**THE TASK**: Reproduce word for word the entries below, from the first line through the line containing "staticText: Mobilný bod".
-- BEGIN --
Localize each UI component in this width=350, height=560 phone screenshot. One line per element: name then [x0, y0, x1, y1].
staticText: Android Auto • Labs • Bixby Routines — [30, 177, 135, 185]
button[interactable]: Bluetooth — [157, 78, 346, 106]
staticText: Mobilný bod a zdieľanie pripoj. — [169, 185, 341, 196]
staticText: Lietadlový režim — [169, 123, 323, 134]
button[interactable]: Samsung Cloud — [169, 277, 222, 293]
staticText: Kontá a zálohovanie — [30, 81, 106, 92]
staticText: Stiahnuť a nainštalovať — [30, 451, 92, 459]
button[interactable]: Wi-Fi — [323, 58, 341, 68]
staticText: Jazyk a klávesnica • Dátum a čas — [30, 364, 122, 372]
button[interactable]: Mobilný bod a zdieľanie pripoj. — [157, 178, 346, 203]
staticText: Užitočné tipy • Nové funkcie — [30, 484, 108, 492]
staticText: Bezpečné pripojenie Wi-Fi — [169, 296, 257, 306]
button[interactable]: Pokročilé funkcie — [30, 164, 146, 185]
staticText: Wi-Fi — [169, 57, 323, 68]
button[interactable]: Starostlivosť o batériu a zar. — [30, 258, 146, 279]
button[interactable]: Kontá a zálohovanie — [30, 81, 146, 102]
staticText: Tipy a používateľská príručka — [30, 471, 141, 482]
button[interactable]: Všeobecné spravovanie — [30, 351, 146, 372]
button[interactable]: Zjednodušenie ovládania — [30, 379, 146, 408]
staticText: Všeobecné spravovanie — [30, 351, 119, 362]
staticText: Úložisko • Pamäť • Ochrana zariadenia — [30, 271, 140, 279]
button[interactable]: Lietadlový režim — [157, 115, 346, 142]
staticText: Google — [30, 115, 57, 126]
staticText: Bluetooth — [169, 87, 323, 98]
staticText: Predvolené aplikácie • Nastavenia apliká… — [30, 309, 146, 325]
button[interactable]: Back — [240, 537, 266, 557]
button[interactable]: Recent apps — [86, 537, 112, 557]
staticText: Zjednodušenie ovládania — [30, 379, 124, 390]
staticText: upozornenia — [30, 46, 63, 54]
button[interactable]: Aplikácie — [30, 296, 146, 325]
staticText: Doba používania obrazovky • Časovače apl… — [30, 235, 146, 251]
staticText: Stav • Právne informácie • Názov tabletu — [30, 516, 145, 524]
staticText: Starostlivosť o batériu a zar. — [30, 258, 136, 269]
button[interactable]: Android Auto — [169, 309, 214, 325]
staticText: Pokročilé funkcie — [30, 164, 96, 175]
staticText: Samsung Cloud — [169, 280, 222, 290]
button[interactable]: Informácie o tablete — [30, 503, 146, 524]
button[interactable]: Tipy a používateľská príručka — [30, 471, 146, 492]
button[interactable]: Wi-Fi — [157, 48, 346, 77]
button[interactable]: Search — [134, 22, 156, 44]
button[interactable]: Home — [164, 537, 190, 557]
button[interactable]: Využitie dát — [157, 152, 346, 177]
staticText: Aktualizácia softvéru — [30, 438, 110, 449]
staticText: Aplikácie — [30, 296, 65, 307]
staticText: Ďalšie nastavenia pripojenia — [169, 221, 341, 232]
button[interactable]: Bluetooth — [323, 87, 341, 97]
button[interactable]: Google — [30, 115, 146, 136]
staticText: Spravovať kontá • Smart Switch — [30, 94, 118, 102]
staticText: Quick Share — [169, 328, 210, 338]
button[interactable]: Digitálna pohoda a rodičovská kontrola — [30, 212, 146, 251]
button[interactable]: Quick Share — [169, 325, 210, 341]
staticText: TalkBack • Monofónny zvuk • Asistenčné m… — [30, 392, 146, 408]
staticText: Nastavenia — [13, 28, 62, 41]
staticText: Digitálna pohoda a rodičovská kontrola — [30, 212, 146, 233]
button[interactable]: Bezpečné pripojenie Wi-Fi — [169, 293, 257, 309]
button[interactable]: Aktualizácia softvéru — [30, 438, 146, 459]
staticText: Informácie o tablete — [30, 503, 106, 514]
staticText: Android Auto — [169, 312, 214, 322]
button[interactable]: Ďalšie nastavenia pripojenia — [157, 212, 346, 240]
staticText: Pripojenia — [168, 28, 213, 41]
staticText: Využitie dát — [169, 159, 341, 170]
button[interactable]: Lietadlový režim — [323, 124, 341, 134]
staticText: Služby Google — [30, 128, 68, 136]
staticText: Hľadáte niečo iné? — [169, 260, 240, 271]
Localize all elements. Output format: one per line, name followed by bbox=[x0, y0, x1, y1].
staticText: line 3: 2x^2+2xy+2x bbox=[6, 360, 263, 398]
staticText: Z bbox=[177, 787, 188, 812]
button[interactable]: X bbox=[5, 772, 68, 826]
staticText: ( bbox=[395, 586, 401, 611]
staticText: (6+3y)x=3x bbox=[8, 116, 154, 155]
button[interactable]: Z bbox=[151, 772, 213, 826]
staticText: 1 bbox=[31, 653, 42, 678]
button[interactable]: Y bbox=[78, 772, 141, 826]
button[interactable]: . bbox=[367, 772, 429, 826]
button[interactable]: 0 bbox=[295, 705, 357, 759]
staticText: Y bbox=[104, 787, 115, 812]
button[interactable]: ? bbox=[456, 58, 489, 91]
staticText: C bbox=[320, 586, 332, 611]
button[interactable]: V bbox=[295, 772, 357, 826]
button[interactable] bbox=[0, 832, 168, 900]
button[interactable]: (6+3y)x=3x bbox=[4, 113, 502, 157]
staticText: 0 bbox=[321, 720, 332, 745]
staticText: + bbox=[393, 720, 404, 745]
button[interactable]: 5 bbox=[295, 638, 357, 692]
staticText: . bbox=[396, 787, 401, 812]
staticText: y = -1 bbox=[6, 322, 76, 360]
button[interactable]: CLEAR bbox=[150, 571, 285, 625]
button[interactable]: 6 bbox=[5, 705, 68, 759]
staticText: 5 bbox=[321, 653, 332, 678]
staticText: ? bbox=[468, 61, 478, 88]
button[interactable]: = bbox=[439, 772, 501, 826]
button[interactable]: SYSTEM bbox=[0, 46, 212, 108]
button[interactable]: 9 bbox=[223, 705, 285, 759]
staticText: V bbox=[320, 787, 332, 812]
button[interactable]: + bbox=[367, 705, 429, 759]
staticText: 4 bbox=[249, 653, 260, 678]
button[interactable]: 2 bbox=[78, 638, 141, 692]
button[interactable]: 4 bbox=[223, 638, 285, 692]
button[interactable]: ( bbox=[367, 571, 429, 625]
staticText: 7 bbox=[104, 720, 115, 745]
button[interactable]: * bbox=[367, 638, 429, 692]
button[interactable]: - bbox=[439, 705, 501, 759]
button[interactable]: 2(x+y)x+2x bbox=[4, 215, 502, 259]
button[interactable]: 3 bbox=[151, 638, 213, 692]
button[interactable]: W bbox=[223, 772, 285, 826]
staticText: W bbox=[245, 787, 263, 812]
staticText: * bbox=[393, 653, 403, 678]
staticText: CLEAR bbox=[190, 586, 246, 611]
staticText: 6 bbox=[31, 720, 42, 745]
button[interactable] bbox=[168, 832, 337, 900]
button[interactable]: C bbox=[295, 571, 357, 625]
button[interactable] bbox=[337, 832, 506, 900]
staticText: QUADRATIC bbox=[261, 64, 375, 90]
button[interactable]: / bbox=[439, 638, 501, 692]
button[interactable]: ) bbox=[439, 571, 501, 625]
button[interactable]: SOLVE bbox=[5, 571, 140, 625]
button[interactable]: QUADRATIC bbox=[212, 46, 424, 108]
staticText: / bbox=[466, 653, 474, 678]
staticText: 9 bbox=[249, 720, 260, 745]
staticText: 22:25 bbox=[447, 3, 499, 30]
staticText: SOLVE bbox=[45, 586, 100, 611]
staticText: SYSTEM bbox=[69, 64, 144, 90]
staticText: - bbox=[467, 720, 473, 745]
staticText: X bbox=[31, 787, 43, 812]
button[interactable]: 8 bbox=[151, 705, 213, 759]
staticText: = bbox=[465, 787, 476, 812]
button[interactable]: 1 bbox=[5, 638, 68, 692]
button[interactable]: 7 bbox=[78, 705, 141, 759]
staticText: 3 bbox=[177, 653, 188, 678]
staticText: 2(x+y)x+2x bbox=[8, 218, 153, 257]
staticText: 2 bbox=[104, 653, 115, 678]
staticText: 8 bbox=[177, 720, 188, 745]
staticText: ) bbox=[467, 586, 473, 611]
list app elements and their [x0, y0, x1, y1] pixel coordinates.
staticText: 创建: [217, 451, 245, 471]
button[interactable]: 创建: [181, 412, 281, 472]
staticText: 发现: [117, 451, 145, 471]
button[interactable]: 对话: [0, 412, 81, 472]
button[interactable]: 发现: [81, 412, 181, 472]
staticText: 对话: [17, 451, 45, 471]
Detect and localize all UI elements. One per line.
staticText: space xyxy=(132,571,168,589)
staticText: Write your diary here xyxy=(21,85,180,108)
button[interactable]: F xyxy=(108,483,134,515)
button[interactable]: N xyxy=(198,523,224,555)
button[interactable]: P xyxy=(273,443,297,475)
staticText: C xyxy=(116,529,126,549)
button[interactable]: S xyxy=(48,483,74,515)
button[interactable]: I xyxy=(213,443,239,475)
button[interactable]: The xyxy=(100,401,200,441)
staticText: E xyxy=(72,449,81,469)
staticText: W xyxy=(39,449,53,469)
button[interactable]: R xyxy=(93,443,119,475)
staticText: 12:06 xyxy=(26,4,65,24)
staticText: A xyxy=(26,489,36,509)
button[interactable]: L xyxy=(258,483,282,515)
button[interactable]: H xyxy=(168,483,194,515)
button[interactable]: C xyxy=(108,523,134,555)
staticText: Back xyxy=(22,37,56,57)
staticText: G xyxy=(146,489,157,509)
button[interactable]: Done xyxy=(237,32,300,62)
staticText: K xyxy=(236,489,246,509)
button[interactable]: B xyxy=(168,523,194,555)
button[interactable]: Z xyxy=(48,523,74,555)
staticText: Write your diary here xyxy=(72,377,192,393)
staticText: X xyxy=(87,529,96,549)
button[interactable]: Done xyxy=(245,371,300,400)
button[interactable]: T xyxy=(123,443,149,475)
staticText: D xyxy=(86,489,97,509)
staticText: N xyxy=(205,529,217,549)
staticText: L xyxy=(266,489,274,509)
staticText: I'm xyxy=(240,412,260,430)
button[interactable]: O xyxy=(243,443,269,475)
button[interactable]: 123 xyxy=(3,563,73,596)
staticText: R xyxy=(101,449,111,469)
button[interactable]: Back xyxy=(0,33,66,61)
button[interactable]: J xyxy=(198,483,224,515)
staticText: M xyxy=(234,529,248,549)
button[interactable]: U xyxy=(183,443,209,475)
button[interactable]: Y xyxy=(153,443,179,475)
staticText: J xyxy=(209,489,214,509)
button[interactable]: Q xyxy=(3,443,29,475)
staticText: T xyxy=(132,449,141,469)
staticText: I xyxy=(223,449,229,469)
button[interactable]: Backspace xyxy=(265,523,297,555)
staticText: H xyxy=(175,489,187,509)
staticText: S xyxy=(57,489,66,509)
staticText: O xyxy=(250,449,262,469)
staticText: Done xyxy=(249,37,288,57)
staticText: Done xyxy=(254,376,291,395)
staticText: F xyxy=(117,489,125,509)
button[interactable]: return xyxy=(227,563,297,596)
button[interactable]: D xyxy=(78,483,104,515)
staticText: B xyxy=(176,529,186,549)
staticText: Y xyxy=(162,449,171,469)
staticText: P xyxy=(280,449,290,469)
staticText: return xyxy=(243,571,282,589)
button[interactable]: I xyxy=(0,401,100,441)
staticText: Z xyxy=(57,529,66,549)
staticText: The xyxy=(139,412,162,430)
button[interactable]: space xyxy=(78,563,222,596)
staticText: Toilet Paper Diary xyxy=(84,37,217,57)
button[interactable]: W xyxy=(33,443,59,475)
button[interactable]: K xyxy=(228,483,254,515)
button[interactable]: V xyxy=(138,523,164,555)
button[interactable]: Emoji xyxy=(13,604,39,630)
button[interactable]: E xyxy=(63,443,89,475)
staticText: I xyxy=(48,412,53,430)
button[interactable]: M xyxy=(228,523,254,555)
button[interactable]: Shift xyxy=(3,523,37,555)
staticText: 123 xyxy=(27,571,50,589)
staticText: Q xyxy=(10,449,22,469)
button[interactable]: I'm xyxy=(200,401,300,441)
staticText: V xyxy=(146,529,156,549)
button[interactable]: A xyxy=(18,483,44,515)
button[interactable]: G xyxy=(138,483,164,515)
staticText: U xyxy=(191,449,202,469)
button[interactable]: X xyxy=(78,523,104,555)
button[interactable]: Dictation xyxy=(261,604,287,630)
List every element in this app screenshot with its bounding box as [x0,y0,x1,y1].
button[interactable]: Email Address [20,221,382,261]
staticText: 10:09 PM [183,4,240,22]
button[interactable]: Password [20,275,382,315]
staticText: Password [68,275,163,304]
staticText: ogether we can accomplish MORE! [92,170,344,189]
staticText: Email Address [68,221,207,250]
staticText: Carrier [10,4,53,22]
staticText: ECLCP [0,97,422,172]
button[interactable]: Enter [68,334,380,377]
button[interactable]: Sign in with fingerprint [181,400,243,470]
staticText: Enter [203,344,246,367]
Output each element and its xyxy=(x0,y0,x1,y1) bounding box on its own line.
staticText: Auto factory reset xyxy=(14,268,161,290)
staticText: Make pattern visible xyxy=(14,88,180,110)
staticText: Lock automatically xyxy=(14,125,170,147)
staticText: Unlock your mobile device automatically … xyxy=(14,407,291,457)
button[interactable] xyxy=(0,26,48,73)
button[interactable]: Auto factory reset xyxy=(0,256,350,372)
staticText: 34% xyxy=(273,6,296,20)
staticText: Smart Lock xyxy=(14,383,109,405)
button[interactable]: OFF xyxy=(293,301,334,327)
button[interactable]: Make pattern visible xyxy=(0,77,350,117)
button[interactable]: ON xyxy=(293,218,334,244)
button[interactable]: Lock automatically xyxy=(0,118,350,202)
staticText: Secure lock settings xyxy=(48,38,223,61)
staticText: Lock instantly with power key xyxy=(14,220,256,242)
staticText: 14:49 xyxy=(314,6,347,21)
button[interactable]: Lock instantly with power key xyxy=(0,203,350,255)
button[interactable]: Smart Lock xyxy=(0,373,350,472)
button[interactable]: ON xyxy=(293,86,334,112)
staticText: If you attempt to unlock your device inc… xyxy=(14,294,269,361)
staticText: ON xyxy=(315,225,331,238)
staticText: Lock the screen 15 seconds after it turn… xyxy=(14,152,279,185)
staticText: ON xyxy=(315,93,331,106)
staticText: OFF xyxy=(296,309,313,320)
-- END --
**CORRECT RESULT**:
Localize each UI component in this width=350, height=560 phone screenshot. One line per element: name then [x0, y0, x1, y1].
staticText: Android Auto • Labs • Bixby Routines — [30, 177, 135, 185]
button[interactable]: Bluetooth — [157, 78, 346, 106]
staticText: Mobilný bod a zdieľanie pripoj. — [169, 185, 341, 196]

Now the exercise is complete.